Data excerpts
↓

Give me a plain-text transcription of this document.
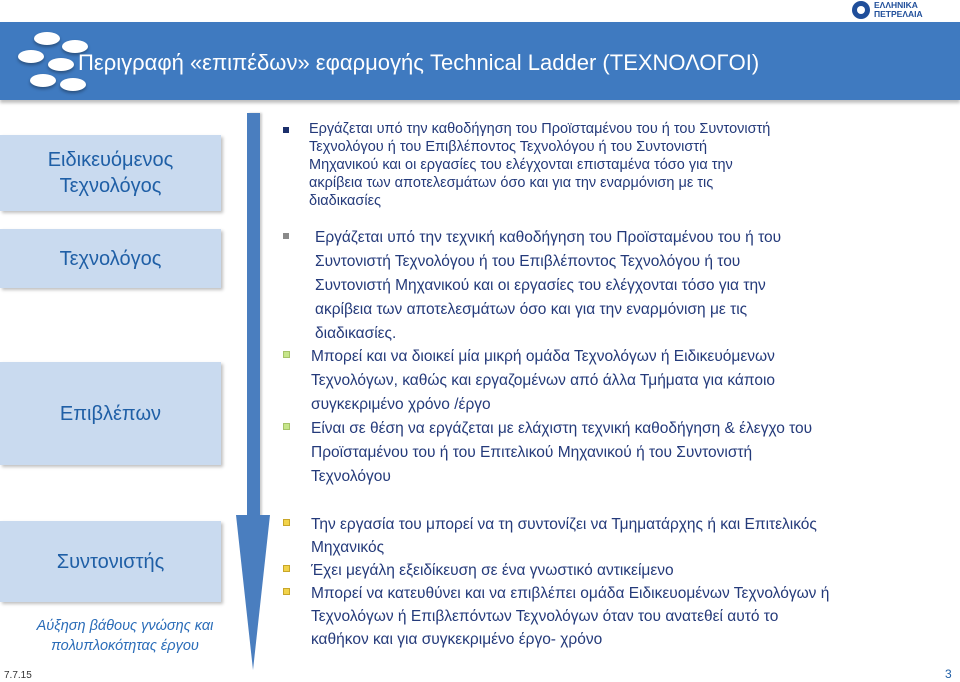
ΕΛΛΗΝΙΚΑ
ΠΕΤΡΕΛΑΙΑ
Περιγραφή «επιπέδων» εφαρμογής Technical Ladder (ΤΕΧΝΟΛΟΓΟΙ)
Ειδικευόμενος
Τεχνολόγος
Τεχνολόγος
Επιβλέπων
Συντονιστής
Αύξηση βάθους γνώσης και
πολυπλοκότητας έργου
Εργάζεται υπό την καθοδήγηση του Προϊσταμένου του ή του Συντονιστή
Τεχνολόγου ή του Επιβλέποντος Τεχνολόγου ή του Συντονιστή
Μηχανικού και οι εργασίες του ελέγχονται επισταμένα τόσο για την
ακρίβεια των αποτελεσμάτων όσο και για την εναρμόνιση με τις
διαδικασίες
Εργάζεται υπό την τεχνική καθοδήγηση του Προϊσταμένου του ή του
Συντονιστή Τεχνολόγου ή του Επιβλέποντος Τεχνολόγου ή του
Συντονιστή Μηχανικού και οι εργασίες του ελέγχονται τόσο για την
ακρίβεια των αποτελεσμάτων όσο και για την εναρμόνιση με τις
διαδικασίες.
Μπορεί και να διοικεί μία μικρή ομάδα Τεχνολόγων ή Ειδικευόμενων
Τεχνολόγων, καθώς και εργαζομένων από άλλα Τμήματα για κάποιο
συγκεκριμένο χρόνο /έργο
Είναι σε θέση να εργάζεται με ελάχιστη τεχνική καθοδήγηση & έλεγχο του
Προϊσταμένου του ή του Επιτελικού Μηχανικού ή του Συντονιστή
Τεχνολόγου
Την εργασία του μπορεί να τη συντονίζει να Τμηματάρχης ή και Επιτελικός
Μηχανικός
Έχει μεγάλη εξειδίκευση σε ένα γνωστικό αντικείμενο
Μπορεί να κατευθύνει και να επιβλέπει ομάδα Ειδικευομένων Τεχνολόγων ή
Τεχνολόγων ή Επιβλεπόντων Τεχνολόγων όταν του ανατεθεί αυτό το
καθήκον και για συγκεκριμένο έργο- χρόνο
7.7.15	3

↑

— Exercise directions —
Repeat the material above in full and exactly, omitting the pictures.

— Answer below —
Give me a plain-text transcription of this document.
ΕΛΛΗΝΙΚΑ
ΠΕΤΡΕΛΑΙΑ
Περιγραφή «επιπέδων» εφαρμογής Technical Ladder (ΤΕΧΝΟΛΟΓΟΙ)
Ειδικευόμενος
Τεχνολόγος
Τεχνολόγος
Επιβλέπων
Συντονιστής
Αύξηση βάθους γνώσης και
πολυπλοκότητας έργου
Εργάζεται υπό την καθοδήγηση του Προϊσταμένου του ή του Συντονιστή
Τεχνολόγου ή του Επιβλέποντος Τεχνολόγου ή του Συντονιστή
Μηχανικού και οι εργασίες του ελέγχονται επισταμένα τόσο για την
ακρίβεια των αποτελεσμάτων όσο και για την εναρμόνιση με τις
διαδικασίες
Εργάζεται υπό την τεχνική καθοδήγηση του Προϊσταμένου του ή του
Συντονιστή Τεχνολόγου ή του Επιβλέποντος Τεχνολόγου ή του
Συντονιστή Μηχανικού και οι εργασίες του ελέγχονται τόσο για την
ακρίβεια των αποτελεσμάτων όσο και για την εναρμόνιση με τις
διαδικασίες.
Μπορεί και να διοικεί μία μικρή ομάδα Τεχνολόγων ή Ειδικευόμενων
Τεχνολόγων, καθώς και εργαζομένων από άλλα Τμήματα για κάποιο
συγκεκριμένο χρόνο /έργο
Είναι σε θέση να εργάζεται με ελάχιστη τεχνική καθοδήγηση & έλεγχο του
Προϊσταμένου του ή του Επιτελικού Μηχανικού ή του Συντονιστή
Τεχνολόγου
Την εργασία του μπορεί να τη συντονίζει να Τμηματάρχης ή και Επιτελικός
Μηχανικός
Έχει μεγάλη εξειδίκευση σε ένα γνωστικό αντικείμενο
Μπορεί να κατευθύνει και να επιβλέπει ομάδα Ειδικευομένων Τεχνολόγων ή
Τεχνολόγων ή Επιβλεπόντων Τεχνολόγων όταν του ανατεθεί αυτό το
καθήκον και για συγκεκριμένο έργο- χρόνο
7.7.15	3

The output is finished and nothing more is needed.